▸ The request:
Reproduce the entries below in full, word for word.

(Dataset entries)
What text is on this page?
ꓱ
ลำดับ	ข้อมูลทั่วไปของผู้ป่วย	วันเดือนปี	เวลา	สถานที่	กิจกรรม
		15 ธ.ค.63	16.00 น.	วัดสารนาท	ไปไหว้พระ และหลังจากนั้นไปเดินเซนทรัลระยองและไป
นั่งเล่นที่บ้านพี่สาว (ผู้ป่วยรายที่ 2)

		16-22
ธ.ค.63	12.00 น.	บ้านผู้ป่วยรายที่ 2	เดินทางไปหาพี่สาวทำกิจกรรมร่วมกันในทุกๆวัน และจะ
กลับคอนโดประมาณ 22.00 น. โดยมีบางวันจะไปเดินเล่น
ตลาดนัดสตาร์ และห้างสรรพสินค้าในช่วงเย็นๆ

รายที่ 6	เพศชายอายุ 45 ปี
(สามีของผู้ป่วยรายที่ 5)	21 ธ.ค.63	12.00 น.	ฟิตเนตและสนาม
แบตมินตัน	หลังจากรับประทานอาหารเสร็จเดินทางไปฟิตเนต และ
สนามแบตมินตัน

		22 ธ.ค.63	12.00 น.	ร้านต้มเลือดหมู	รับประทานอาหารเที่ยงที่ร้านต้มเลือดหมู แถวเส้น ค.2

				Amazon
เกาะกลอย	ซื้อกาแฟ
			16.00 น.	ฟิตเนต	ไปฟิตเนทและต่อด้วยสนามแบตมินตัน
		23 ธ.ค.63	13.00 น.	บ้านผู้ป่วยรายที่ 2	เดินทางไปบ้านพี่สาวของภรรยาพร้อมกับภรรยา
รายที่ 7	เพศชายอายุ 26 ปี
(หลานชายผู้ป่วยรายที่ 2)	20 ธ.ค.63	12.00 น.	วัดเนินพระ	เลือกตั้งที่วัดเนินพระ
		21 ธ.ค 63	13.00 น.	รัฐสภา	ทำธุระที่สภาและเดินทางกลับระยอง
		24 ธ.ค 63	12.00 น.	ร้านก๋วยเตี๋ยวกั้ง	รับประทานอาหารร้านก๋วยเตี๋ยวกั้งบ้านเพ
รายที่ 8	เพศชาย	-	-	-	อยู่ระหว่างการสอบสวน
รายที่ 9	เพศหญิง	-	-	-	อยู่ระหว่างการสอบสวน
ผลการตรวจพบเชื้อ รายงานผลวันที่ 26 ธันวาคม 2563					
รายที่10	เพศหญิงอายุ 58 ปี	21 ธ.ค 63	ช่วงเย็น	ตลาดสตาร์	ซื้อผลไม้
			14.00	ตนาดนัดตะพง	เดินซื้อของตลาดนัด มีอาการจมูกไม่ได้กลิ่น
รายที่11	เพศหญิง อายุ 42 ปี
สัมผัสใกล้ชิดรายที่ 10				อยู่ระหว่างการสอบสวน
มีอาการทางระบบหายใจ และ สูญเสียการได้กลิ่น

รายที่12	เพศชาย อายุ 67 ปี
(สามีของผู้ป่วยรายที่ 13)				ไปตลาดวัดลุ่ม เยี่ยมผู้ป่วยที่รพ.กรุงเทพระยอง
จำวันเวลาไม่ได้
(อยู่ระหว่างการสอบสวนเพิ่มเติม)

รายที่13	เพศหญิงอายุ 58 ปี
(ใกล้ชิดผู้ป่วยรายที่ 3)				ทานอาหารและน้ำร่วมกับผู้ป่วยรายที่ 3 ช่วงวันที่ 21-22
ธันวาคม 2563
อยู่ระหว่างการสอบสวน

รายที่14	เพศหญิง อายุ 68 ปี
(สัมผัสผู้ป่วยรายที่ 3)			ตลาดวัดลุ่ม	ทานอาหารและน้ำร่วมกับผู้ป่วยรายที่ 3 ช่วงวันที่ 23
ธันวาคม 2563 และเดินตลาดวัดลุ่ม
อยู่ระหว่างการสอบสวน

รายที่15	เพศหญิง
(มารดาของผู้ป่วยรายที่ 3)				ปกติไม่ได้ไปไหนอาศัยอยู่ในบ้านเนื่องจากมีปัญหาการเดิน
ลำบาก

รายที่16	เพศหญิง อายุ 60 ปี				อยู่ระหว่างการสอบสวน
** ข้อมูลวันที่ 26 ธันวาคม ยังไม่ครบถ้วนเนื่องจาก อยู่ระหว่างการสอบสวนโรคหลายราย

▸ Task answer:
What text is on this page?
ꓱ
ลำดับ	ข้อมูลทั่วไปของผู้ป่วย	วันเดือนปี	เวลา	สถานที่	กิจกรรม
		15 ธ.ค.63	16.00 น.	วัดสารนาท	ไปไหว้พระ และหลังจากนั้นไปเดินเซนทรัลระยองและไป
นั่งเล่นที่บ้านพี่สาว (ผู้ป่วยรายที่ 2)

		16-22
ธ.ค.63	12.00 น.	บ้านผู้ป่วยรายที่ 2	เดินทางไปหาพี่สาวทำกิจกรรมร่วมกันในทุกๆวัน และจะ
กลับคอนโดประมาณ 22.00 น. โดยมีบางวันจะไปเดินเล่น
ตลาดนัดสตาร์ และห้างสรรพสินค้าในช่วงเย็นๆ

รายที่ 6	เพศชายอายุ 45 ปี
(สามีของผู้ป่วยรายที่ 5)	21 ธ.ค.63	12.00 น.	ฟิตเนตและสนาม
แบตมินตัน	หลังจากรับประทานอาหารเสร็จเดินทางไปฟิตเนต และ
สนามแบตมินตัน

		22 ธ.ค.63	12.00 น.	ร้านต้มเลือดหมู	รับประทานอาหารเที่ยงที่ร้านต้มเลือดหมู แถวเส้น ค.2

				Amazon
เกาะกลอย	ซื้อกาแฟ
			16.00 น.	ฟิตเนต	ไปฟิตเนทและต่อด้วยสนามแบตมินตัน
		23 ธ.ค.63	13.00 น.	บ้านผู้ป่วยรายที่ 2	เดินทางไปบ้านพี่สาวของภรรยาพร้อมกับภรรยา
รายที่ 7	เพศชายอายุ 26 ปี
(หลานชายผู้ป่วยรายที่ 2)	20 ธ.ค.63	12.00 น.	วัดเนินพระ	เลือกตั้งที่วัดเนินพระ
		21 ธ.ค 63	13.00 น.	รัฐสภา	ทำธุระที่สภาและเดินทางกลับระยอง
		24 ธ.ค 63	12.00 น.	ร้านก๋วยเตี๋ยวกั้ง	รับประทานอาหารร้านก๋วยเตี๋ยวกั้งบ้านเพ
รายที่ 8	เพศชาย	-	-	-	อยู่ระหว่างการสอบสวน
รายที่ 9	เพศหญิง	-	-	-	อยู่ระหว่างการสอบสวน
ผลการตรวจพบเชื้อ รายงานผลวันที่ 26 ธันวาคม 2563					
รายที่10	เพศหญิงอายุ 58 ปี	21 ธ.ค 63	ช่วงเย็น	ตลาดสตาร์	ซื้อผลไม้
			14.00	ตนาดนัดตะพง	เดินซื้อของตลาดนัด มีอาการจมูกไม่ได้กลิ่น
รายที่11	เพศหญิง อายุ 42 ปี
สัมผัสใกล้ชิดรายที่ 10				อยู่ระหว่างการสอบสวน
มีอาการทางระบบหายใจ และ สูญเสียการได้กลิ่น

รายที่12	เพศชาย อายุ 67 ปี
(สามีของผู้ป่วยรายที่ 13)				ไปตลาดวัดลุ่ม เยี่ยมผู้ป่วยที่รพ.กรุงเทพระยอง
จำวันเวลาไม่ได้
(อยู่ระหว่างการสอบสวนเพิ่มเติม)

รายที่13	เพศหญิงอายุ 58 ปี
(ใกล้ชิดผู้ป่วยรายที่ 3)				ทานอาหารและน้ำร่วมกับผู้ป่วยรายที่ 3 ช่วงวันที่ 21-22
ธันวาคม 2563
อยู่ระหว่างการสอบสวน

รายที่14	เพศหญิง อายุ 68 ปี
(สัมผัสผู้ป่วยรายที่ 3)			ตลาดวัดลุ่ม	ทานอาหารและน้ำร่วมกับผู้ป่วยรายที่ 3 ช่วงวันที่ 23
ธันวาคม 2563 และเดินตลาดวัดลุ่ม
อยู่ระหว่างการสอบสวน

รายที่15	เพศหญิง
(มารดาของผู้ป่วยรายที่ 3)				ปกติไม่ได้ไปไหนอาศัยอยู่ในบ้านเนื่องจากมีปัญหาการเดิน
ลำบาก

รายที่16	เพศหญิง อายุ 60 ปี				อยู่ระหว่างการสอบสวน
** ข้อมูลวันที่ 26 ธันวาคม ยังไม่ครบถ้วนเนื่องจาก อยู่ระหว่างการสอบสวนโรคหลายราย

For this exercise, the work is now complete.